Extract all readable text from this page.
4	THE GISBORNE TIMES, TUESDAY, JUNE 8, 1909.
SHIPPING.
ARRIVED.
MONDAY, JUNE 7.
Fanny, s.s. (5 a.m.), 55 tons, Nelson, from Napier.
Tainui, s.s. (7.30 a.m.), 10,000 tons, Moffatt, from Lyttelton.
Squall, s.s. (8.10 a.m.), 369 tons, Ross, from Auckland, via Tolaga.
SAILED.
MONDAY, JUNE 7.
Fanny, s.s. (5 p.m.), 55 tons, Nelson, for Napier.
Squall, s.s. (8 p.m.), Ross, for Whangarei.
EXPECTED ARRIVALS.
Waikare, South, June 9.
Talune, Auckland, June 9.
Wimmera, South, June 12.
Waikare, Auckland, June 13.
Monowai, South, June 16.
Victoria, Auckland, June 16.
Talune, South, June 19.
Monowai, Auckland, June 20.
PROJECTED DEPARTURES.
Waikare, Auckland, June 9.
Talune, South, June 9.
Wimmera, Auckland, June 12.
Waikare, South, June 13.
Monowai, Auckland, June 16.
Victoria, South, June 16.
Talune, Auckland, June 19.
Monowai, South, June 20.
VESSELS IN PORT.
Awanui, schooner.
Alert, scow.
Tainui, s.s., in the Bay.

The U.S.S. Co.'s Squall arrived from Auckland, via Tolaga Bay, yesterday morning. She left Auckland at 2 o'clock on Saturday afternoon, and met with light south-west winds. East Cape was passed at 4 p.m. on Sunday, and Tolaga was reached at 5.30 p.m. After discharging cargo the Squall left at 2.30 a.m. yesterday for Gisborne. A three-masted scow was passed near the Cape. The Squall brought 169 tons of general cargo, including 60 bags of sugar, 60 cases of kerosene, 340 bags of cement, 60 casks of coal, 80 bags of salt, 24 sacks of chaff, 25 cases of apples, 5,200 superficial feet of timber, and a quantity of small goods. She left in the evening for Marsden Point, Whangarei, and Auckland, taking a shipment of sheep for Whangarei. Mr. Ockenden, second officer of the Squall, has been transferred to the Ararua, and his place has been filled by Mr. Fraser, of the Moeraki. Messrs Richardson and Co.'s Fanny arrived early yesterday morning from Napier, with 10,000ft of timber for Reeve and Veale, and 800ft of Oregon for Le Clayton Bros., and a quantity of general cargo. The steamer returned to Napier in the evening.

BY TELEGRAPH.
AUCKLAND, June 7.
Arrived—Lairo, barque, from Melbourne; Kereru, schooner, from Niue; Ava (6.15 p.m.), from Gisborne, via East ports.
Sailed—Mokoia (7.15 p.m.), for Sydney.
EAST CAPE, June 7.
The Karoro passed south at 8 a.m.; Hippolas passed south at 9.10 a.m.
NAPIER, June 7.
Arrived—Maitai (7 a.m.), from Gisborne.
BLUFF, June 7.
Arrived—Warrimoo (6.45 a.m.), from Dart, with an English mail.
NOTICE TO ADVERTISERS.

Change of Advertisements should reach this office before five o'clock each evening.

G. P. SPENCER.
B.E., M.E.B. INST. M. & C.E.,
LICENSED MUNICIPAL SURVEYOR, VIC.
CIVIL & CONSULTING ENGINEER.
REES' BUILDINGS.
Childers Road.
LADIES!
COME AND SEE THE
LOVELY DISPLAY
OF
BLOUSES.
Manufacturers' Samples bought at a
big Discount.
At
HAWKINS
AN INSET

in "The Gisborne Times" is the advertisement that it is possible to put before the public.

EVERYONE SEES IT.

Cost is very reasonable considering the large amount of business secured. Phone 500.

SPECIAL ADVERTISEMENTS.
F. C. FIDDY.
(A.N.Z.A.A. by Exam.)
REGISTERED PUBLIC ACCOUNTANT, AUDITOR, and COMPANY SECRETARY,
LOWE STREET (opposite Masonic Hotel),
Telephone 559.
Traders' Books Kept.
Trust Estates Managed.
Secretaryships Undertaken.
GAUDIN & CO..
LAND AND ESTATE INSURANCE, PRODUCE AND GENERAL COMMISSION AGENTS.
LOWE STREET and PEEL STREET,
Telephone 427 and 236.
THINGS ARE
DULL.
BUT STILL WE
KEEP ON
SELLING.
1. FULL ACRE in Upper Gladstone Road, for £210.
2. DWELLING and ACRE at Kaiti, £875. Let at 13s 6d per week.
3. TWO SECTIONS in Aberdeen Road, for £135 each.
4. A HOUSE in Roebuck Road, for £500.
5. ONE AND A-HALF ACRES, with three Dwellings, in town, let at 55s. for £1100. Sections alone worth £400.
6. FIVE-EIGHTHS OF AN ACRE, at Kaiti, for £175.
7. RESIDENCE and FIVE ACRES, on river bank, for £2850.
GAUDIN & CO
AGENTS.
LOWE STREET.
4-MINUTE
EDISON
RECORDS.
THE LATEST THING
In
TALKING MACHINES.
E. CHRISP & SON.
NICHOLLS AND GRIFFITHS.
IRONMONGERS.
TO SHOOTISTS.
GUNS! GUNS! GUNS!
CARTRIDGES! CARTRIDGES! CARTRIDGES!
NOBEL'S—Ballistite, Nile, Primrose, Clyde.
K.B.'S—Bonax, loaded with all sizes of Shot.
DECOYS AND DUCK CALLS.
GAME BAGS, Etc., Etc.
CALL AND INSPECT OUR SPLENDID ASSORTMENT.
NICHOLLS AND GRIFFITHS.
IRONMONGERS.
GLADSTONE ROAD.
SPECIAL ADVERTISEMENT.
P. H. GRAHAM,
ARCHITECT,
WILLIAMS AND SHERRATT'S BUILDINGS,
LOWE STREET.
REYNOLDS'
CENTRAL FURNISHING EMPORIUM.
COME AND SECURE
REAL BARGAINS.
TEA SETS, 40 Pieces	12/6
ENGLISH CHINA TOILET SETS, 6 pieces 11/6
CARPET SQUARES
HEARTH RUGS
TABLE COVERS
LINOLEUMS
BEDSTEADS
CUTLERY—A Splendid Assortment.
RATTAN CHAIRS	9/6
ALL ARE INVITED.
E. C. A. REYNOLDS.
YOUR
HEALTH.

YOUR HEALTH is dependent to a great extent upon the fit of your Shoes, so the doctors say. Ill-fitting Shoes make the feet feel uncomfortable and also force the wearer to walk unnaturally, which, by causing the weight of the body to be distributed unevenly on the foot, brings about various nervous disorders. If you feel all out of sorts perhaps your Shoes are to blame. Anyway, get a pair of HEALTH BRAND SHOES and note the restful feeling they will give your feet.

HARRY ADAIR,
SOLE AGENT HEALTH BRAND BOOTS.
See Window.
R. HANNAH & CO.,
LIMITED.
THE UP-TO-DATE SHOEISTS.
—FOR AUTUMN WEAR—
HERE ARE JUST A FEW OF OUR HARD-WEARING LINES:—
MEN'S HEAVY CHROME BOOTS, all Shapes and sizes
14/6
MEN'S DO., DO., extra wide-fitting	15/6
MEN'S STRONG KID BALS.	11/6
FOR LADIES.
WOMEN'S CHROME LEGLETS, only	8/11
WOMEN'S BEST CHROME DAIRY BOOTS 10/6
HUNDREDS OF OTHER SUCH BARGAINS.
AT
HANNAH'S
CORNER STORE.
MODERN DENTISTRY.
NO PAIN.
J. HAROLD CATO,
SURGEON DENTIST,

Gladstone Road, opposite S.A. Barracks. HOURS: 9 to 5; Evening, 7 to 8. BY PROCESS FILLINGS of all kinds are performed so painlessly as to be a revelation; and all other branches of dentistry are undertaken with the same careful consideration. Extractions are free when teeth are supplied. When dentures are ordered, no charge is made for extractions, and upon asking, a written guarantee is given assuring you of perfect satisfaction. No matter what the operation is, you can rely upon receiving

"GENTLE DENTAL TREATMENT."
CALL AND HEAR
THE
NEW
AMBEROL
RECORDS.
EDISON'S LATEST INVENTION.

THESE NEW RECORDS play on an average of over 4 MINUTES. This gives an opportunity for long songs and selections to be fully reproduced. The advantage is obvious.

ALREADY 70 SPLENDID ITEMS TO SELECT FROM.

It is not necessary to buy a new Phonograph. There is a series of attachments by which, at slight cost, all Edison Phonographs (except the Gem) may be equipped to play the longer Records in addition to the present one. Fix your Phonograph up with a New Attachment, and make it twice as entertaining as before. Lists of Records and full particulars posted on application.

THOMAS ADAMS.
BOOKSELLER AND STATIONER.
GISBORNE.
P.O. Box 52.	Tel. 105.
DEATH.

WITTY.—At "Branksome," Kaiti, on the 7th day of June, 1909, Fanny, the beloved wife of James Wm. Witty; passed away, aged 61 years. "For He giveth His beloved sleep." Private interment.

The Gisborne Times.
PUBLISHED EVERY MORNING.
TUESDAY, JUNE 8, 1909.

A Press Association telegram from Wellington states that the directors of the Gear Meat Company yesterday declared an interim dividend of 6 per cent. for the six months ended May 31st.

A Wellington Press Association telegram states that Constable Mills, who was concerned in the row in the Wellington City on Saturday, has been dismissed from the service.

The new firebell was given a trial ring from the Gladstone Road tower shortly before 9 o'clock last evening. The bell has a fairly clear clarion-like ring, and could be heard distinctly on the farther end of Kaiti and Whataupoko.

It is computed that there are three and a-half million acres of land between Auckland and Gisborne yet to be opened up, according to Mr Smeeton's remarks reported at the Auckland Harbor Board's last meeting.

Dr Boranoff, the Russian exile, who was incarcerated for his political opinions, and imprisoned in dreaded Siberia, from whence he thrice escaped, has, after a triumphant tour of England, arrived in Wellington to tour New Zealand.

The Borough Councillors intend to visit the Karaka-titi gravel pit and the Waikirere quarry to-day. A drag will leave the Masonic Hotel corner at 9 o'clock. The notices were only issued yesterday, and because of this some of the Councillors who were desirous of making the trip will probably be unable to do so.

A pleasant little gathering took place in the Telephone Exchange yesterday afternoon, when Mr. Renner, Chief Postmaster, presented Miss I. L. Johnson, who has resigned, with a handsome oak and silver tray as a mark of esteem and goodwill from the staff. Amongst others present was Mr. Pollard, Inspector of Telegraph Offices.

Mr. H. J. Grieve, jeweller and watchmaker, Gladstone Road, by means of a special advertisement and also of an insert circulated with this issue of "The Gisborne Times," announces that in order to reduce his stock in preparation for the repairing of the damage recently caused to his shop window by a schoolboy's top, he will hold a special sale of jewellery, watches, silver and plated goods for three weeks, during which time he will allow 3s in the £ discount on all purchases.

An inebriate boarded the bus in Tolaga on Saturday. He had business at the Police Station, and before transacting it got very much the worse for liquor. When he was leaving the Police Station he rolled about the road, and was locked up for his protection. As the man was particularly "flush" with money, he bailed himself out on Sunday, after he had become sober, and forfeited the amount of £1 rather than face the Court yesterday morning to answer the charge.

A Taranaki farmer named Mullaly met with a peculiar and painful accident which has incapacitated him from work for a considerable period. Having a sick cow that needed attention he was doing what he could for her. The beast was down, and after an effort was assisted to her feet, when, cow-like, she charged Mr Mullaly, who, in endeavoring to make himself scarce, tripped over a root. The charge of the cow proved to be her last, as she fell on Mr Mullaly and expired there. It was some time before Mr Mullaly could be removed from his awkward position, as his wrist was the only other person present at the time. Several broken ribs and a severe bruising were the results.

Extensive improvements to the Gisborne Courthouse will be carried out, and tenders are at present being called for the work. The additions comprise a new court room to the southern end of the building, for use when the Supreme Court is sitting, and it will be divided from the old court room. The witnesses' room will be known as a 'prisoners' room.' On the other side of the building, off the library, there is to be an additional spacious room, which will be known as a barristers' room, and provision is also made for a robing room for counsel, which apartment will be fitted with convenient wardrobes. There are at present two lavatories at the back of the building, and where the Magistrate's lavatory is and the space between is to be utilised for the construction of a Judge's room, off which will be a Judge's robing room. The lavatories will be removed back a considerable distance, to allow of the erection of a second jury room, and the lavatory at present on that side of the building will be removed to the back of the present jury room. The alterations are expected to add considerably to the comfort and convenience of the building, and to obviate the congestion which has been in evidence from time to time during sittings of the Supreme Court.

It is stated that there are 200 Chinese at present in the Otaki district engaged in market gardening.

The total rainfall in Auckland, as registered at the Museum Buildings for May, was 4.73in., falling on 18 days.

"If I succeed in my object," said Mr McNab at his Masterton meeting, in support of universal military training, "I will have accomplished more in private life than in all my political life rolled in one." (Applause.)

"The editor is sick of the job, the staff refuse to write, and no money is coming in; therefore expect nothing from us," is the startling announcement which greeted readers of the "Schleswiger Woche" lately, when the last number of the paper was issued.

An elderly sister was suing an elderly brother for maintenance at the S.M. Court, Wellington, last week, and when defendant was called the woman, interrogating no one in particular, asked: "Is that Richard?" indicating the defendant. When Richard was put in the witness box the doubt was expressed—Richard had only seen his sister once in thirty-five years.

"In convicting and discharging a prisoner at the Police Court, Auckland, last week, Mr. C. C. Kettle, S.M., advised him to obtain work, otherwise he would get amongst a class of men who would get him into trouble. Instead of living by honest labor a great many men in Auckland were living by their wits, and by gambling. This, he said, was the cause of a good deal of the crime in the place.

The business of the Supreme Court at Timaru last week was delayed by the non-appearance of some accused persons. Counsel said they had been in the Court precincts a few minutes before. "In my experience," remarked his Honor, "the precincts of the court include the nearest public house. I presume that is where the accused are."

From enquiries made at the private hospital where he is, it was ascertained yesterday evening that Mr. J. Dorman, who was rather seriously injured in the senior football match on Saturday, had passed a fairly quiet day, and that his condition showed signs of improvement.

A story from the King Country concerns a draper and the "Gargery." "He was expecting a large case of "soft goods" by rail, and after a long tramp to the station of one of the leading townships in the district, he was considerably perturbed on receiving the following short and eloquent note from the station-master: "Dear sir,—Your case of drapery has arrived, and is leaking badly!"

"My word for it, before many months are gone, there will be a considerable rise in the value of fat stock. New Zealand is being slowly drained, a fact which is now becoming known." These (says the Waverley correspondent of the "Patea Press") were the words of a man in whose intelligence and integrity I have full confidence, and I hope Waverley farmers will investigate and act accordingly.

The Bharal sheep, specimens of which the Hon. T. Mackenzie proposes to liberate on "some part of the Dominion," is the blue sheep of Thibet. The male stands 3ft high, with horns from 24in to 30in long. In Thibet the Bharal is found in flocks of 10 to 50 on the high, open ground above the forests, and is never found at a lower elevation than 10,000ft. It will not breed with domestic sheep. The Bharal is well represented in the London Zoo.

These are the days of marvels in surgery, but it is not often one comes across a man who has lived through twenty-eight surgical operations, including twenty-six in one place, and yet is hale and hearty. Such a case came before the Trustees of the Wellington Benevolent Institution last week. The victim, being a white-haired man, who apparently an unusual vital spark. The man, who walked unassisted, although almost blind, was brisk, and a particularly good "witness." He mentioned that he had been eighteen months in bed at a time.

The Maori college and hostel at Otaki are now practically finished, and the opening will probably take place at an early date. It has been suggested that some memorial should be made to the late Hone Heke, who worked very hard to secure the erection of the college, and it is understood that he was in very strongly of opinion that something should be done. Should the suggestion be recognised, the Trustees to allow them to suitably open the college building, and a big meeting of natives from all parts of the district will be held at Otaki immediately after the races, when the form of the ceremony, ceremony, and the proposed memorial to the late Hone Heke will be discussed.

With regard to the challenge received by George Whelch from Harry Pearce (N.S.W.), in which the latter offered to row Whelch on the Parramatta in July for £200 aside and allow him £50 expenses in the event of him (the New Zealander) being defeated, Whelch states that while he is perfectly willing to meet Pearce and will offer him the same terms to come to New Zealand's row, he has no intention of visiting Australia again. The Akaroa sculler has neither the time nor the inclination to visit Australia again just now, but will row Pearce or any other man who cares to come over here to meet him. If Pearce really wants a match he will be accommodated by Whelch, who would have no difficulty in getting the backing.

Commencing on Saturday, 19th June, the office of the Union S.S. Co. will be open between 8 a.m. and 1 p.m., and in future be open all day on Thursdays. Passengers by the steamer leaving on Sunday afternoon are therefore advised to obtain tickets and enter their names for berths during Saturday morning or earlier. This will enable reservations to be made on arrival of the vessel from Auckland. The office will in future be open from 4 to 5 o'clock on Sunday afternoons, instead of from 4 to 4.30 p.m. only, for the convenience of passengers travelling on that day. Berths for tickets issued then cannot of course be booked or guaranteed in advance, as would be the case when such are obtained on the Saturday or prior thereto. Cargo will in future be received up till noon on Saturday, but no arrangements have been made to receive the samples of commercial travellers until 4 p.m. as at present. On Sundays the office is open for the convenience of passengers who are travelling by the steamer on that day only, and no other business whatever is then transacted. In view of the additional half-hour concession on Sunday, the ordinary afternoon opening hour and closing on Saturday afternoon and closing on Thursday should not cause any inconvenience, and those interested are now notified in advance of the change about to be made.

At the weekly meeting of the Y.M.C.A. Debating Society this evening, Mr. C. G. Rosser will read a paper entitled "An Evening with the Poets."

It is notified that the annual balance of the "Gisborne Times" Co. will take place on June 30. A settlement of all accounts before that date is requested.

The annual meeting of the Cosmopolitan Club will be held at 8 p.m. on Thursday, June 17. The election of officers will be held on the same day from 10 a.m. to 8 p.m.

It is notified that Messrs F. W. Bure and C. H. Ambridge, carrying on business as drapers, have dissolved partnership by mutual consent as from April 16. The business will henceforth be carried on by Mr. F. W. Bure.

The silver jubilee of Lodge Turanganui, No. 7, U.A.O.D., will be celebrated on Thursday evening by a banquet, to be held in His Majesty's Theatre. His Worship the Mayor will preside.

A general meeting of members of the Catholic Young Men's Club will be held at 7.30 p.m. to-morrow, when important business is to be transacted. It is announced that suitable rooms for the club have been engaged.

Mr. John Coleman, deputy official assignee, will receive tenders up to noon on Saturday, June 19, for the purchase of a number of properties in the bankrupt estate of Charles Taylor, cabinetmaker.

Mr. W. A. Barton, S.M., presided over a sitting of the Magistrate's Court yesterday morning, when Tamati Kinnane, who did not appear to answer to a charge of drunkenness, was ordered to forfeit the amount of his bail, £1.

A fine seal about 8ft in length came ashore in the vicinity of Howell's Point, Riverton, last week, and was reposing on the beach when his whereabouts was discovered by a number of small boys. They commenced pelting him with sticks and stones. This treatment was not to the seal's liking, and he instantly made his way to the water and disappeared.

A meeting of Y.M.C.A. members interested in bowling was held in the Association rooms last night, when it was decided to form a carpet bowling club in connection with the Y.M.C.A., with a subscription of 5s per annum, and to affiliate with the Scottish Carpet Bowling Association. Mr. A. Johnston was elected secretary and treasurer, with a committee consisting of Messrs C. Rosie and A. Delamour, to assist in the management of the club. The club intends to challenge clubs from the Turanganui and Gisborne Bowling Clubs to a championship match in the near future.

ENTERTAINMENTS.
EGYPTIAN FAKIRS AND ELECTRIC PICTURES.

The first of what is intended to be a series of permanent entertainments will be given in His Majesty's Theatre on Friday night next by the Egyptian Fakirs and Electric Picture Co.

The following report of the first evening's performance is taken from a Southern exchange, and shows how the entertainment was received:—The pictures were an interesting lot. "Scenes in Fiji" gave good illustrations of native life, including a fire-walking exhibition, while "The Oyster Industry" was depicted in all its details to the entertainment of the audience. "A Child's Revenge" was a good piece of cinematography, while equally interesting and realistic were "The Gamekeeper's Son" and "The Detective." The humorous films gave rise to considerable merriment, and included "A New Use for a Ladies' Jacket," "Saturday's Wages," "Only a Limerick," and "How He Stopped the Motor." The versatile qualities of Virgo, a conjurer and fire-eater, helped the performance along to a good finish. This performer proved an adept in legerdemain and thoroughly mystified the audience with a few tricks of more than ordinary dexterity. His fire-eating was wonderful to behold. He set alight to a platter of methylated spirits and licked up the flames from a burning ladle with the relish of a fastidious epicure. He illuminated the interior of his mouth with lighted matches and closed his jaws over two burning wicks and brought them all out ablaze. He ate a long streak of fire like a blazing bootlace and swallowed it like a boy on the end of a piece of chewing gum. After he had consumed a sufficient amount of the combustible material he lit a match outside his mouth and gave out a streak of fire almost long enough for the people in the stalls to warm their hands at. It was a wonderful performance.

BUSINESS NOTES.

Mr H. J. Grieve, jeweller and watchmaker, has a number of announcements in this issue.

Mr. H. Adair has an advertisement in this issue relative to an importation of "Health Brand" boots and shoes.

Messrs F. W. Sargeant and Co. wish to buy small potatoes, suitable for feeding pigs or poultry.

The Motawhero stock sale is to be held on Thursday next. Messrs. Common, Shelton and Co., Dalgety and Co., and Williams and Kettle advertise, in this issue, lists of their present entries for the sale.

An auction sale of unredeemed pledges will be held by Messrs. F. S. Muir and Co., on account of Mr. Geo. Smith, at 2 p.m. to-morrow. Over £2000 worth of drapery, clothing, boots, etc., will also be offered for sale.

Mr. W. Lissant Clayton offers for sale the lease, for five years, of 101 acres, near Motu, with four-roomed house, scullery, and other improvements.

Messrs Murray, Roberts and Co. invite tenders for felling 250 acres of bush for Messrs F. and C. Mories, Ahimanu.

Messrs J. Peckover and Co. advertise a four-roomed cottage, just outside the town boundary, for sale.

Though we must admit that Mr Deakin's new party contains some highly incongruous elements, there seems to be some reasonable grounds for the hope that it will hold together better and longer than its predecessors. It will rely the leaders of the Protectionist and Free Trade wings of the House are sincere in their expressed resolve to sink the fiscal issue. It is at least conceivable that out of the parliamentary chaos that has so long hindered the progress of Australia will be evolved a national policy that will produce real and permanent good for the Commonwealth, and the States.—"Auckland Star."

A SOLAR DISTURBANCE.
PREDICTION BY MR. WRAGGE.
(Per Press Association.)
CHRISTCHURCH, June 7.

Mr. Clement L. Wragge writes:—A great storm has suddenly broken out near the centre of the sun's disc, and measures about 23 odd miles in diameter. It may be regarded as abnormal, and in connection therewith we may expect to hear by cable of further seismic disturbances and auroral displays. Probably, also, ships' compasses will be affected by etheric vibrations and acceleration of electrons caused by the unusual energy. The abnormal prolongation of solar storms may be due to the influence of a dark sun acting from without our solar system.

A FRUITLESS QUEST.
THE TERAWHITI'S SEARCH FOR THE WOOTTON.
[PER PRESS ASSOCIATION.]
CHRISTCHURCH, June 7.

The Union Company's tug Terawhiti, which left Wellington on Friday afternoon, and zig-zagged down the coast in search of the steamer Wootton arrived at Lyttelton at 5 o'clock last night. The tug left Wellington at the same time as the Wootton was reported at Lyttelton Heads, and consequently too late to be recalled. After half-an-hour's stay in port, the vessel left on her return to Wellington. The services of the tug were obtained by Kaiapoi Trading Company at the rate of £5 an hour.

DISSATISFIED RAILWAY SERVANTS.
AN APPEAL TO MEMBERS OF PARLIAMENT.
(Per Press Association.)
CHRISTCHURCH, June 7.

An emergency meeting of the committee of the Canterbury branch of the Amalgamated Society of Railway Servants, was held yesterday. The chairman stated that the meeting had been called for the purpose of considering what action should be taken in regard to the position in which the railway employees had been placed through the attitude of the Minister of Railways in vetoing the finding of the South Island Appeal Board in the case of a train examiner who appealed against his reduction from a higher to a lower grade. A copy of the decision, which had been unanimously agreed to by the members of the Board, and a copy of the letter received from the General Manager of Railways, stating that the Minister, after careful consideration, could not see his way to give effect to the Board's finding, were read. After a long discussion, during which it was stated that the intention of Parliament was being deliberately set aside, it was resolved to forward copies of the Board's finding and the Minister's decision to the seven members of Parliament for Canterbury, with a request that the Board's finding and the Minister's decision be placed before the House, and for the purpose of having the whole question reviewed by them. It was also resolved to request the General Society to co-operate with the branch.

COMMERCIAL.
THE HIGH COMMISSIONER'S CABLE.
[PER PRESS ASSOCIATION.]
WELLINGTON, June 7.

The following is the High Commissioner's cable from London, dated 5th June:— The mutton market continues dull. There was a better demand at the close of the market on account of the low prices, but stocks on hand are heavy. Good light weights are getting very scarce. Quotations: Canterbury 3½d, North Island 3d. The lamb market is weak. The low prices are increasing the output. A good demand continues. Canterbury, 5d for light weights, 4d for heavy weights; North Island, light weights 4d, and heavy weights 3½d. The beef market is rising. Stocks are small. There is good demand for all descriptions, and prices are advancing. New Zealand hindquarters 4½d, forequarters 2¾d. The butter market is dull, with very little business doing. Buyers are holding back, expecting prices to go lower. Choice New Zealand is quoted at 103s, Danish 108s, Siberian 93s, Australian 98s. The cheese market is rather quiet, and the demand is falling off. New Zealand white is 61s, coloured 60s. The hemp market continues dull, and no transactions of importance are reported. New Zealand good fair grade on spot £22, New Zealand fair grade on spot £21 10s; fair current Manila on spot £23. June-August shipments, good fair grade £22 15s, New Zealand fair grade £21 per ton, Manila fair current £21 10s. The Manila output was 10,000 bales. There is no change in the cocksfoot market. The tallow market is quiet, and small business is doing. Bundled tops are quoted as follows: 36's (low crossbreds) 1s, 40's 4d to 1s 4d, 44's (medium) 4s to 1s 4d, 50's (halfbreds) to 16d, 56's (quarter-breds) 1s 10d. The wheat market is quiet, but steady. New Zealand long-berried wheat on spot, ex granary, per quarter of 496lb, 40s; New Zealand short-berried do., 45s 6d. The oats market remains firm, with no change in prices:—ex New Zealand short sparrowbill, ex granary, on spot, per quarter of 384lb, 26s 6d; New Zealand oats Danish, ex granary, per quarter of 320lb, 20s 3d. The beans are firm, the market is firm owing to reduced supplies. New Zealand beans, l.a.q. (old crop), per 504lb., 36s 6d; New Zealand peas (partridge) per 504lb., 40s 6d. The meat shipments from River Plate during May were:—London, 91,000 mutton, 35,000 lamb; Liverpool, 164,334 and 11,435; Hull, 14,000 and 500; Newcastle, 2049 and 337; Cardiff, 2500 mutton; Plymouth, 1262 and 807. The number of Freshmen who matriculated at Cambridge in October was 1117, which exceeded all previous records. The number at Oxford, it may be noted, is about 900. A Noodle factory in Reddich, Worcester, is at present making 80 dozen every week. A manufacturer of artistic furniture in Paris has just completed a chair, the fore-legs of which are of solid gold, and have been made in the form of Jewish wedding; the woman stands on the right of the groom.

========================================

Which lines in the records above contain the string "Masonic"? Copy each one.

### Solution for this exercise
LOWE STREET (opposite Masonic Hotel),
The Borough Councillors intend to visit the Karaka-titi gravel pit and the Waikirere quarry to-day. A drag will leave the Masonic Hotel corner at 9 o'clock. The notices were only issued yesterday, and because of this some of the Councillors who were desirous of making the trip will probably be unable to do so.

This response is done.